* _What to produce_
Copy out the lines that have "nvlP" in them.

* _Input data_
------------------------------

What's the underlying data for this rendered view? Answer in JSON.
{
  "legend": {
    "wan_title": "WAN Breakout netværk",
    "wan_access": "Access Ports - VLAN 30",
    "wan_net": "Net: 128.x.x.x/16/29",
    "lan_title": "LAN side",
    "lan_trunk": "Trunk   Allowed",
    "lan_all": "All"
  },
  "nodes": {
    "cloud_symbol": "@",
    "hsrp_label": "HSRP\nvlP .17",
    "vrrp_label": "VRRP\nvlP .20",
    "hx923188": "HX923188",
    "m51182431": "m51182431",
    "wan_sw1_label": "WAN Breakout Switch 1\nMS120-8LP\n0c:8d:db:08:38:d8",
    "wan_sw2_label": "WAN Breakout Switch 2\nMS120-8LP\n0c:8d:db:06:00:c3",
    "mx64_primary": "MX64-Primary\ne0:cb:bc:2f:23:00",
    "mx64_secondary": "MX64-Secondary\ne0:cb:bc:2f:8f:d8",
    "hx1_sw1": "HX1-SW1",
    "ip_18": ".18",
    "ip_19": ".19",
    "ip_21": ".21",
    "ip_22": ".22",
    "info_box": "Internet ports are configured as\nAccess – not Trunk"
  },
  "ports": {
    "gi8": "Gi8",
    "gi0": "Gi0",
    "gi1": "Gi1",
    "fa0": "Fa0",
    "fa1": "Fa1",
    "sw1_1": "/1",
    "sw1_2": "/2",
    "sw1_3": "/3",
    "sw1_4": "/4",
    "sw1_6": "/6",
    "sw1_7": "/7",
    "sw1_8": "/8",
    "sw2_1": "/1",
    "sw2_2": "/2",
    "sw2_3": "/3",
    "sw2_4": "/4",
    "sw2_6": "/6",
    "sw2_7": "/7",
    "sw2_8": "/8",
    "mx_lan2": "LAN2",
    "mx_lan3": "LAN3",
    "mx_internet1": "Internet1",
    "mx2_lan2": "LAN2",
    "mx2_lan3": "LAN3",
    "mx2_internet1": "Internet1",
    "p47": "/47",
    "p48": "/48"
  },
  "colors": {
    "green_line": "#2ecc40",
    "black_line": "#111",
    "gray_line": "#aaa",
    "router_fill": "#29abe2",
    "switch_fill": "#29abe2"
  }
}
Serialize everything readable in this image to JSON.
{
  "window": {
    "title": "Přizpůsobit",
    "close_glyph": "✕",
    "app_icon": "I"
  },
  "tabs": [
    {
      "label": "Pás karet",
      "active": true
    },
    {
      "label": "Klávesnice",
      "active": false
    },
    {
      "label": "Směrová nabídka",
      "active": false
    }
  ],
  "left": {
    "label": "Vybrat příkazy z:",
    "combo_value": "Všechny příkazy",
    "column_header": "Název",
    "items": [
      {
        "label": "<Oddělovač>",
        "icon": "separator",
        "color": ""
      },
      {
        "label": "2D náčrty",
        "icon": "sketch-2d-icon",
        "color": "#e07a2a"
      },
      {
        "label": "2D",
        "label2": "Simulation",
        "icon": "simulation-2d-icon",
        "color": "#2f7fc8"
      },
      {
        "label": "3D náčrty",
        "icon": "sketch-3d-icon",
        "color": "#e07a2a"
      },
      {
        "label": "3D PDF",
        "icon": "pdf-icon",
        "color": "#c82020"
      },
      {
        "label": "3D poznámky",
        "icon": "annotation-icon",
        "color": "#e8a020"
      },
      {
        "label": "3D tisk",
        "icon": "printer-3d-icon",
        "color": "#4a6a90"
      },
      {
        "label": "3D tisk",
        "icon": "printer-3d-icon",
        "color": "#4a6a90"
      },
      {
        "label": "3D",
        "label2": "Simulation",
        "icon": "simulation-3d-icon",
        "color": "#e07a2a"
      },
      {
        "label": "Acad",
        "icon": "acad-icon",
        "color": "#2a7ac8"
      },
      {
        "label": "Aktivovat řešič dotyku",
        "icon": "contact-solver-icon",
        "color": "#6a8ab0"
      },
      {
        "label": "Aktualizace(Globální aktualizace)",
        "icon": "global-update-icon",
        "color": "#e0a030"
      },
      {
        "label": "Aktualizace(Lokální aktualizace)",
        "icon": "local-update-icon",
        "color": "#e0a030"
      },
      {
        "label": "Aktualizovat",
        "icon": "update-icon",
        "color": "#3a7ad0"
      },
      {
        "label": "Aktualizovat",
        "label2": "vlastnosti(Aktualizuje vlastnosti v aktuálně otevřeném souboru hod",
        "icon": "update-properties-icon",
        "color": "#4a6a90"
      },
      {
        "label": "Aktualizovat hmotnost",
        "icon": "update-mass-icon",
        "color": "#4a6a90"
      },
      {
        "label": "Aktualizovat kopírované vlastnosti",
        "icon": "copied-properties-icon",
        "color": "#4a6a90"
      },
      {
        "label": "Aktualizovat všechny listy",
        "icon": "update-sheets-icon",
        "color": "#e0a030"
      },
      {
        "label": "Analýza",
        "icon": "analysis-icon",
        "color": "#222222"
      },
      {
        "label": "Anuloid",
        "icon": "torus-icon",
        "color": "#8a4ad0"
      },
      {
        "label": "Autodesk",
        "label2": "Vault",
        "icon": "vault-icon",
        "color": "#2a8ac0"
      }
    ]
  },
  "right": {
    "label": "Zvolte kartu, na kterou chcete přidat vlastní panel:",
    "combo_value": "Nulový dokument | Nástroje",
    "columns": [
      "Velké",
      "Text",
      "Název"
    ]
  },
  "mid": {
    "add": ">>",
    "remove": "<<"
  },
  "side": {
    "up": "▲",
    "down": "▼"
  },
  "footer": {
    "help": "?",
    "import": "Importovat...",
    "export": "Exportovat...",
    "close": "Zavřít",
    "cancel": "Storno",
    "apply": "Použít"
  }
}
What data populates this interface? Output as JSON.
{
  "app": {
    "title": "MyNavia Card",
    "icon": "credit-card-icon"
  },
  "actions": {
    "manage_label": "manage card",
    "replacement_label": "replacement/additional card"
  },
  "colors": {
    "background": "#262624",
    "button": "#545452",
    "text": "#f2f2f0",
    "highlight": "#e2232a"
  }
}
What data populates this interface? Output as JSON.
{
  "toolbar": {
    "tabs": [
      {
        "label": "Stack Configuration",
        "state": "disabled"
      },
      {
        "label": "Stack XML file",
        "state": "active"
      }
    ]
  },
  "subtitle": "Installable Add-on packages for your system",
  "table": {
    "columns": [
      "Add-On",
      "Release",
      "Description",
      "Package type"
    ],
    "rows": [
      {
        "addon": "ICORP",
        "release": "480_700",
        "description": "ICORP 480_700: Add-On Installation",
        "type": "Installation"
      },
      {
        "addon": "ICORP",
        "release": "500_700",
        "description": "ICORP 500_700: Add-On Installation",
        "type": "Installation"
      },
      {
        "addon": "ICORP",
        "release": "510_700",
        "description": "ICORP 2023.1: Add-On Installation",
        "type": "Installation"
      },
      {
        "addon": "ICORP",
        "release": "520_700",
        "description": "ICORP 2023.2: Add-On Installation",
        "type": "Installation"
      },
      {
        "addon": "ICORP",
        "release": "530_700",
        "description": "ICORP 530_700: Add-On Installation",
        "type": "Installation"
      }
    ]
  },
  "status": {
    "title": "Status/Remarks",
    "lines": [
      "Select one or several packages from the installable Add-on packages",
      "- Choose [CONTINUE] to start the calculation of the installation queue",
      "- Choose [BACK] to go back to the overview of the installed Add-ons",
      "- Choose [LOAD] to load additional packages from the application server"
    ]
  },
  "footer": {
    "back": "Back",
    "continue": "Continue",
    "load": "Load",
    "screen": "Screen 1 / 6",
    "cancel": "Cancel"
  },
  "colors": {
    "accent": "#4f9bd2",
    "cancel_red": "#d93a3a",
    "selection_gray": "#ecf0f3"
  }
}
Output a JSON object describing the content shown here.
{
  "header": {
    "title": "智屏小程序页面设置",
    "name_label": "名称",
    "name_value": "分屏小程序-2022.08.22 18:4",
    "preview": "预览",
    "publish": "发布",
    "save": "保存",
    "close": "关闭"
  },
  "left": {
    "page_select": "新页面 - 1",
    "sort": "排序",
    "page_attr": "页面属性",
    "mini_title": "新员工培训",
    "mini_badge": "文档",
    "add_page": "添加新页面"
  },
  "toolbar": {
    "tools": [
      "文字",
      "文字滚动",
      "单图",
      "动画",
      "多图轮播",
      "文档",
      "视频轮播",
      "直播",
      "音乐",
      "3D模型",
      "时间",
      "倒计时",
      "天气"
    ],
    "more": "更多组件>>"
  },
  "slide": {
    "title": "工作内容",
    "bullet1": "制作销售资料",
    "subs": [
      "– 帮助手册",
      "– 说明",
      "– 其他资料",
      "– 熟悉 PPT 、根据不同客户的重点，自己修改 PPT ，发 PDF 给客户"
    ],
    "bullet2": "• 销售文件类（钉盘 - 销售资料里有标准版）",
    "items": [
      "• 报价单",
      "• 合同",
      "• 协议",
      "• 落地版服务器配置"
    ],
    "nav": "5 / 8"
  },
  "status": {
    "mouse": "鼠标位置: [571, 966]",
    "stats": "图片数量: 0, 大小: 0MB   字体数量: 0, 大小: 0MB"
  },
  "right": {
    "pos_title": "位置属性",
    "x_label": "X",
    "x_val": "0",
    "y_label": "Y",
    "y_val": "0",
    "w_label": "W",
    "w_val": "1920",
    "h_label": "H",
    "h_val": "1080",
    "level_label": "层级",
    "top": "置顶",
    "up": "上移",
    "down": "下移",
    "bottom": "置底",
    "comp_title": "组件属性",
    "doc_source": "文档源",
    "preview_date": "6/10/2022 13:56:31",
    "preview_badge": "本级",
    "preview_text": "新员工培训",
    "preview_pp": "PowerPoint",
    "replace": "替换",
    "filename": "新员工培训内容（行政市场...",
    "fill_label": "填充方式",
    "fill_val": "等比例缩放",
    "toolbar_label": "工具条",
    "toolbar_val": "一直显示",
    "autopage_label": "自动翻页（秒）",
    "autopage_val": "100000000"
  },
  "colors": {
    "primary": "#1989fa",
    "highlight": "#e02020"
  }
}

------------------------------

* _Result for this task_
    "hsrp_label": "HSRP\nvlP .17",
    "vrrp_label": "VRRP\nvlP .20",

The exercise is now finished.